→ Rows
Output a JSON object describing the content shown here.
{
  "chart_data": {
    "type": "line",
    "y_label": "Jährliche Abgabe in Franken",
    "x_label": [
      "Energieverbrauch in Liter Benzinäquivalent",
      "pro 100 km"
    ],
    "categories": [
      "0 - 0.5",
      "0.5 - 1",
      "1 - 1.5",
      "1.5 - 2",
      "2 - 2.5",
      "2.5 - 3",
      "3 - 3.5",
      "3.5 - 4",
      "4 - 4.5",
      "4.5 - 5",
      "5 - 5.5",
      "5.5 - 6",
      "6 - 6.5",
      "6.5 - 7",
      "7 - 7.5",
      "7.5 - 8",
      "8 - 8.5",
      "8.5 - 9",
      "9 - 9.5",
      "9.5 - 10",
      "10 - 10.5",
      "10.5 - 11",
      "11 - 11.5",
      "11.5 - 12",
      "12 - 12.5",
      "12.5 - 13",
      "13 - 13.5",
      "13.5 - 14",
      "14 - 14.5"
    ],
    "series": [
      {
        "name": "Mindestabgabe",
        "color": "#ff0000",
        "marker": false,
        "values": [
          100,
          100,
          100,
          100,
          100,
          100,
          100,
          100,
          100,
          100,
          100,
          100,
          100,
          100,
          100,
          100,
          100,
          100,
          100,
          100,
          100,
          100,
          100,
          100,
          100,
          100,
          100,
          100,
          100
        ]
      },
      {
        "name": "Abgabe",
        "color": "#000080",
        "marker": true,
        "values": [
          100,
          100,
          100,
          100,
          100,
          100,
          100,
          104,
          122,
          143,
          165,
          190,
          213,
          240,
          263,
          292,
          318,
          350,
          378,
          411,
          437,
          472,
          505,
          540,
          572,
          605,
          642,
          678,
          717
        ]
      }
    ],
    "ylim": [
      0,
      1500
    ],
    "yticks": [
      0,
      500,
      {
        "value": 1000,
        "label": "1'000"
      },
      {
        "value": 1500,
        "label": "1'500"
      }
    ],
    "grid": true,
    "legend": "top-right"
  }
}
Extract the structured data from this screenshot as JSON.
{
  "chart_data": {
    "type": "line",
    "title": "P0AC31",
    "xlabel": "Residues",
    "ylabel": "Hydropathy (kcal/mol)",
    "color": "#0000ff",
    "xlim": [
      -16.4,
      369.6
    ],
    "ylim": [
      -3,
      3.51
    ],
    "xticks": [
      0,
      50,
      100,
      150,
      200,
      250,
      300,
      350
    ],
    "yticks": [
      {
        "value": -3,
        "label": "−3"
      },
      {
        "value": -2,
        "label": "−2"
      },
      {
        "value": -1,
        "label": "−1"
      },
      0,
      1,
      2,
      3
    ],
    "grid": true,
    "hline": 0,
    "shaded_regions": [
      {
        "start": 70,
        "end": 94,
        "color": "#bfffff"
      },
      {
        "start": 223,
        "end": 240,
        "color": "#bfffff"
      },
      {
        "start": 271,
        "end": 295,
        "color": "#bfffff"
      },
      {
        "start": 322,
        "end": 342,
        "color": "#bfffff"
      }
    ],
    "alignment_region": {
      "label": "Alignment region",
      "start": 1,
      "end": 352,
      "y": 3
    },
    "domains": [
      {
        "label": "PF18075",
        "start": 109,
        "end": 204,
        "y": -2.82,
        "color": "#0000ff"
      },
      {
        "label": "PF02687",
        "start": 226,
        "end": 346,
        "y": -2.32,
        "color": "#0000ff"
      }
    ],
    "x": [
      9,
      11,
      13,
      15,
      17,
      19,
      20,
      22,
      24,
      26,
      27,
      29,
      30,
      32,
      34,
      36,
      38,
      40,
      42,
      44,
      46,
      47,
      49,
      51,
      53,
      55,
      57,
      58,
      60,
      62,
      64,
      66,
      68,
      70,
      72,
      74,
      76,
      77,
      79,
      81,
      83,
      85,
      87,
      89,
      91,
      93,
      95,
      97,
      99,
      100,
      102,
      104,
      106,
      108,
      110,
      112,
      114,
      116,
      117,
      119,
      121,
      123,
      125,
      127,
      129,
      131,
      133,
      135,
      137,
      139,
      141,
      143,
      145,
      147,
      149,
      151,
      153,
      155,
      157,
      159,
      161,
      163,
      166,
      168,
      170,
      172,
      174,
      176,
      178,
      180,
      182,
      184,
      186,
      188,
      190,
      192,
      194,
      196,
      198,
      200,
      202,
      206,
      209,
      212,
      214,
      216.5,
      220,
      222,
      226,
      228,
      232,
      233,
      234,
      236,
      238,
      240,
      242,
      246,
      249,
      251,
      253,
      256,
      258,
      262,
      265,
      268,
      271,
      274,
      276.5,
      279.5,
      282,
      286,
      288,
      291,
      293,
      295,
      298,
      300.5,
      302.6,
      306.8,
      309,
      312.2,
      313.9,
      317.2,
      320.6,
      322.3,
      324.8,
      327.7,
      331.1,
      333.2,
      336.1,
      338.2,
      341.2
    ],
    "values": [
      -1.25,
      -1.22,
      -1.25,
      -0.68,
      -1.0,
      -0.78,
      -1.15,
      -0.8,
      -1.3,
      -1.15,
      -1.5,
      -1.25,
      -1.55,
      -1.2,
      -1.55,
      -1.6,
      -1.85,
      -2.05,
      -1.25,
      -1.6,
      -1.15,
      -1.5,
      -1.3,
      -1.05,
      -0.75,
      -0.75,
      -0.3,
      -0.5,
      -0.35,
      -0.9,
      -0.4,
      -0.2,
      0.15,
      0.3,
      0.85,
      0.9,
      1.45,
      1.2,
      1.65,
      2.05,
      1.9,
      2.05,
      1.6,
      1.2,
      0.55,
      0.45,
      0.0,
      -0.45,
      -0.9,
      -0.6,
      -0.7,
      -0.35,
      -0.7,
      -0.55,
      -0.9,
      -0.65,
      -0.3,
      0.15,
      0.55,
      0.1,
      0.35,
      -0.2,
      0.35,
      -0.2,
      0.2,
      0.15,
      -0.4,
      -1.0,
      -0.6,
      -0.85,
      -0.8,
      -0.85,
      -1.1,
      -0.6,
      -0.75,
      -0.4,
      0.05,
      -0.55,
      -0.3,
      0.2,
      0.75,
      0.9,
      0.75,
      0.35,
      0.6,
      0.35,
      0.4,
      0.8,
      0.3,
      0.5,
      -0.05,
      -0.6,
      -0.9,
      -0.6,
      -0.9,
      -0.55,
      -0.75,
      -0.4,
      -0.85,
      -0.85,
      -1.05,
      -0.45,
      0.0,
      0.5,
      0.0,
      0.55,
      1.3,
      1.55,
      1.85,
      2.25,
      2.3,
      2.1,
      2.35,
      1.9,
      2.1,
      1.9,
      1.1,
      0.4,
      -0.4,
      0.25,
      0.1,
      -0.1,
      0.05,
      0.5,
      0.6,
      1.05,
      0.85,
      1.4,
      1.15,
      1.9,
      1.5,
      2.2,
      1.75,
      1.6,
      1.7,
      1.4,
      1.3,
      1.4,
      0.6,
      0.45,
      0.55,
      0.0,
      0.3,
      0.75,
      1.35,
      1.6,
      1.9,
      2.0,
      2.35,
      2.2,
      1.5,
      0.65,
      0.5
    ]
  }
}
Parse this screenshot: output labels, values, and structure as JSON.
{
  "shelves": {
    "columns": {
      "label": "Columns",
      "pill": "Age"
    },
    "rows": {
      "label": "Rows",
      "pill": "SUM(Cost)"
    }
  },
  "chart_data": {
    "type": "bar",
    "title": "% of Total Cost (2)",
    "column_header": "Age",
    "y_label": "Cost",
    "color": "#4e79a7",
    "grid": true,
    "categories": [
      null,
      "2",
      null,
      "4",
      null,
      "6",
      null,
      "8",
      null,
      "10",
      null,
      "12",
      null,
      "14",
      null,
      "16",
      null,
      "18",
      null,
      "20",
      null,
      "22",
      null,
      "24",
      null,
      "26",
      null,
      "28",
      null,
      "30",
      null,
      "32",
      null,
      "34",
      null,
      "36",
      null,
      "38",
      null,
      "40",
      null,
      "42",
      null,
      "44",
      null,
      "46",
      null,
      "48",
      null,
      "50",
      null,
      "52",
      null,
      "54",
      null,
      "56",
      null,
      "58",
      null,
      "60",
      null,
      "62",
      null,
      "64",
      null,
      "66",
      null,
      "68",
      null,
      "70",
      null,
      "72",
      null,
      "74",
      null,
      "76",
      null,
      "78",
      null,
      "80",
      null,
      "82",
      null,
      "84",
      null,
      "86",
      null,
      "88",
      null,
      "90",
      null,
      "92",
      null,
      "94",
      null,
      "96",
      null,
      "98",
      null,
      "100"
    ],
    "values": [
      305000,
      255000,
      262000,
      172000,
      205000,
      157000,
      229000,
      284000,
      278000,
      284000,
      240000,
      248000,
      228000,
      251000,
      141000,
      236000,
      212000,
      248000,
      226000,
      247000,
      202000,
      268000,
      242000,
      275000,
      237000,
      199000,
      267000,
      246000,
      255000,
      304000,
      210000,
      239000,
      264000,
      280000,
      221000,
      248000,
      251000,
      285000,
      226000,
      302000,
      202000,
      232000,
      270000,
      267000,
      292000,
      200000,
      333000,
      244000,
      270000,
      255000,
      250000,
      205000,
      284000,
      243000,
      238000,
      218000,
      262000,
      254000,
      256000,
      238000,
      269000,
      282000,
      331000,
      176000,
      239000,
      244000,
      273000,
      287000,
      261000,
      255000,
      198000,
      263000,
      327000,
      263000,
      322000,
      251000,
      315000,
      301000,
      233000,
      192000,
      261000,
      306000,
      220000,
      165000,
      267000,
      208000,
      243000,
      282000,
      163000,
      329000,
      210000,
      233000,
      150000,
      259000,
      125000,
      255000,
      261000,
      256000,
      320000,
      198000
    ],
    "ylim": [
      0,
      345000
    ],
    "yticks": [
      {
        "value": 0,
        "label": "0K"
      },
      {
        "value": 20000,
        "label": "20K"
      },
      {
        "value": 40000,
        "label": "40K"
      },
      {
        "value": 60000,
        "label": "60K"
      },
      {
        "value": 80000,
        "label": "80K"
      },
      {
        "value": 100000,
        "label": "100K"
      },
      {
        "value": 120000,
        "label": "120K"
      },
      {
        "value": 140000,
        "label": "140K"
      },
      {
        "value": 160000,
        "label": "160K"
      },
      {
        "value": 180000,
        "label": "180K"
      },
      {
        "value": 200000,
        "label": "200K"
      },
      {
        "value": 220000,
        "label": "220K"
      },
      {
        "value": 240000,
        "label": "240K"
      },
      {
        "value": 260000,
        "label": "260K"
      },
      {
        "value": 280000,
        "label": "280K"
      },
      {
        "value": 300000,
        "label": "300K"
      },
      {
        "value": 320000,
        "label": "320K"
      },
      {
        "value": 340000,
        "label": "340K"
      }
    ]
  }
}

→ Task instructions
Look through the records and gather each line with the word "start".

→ Exercise output
        "start": 70,
        "start": 223,
        "start": 271,
        "start": 322,
      "start": 1,
        "start": 109,
        "start": 226,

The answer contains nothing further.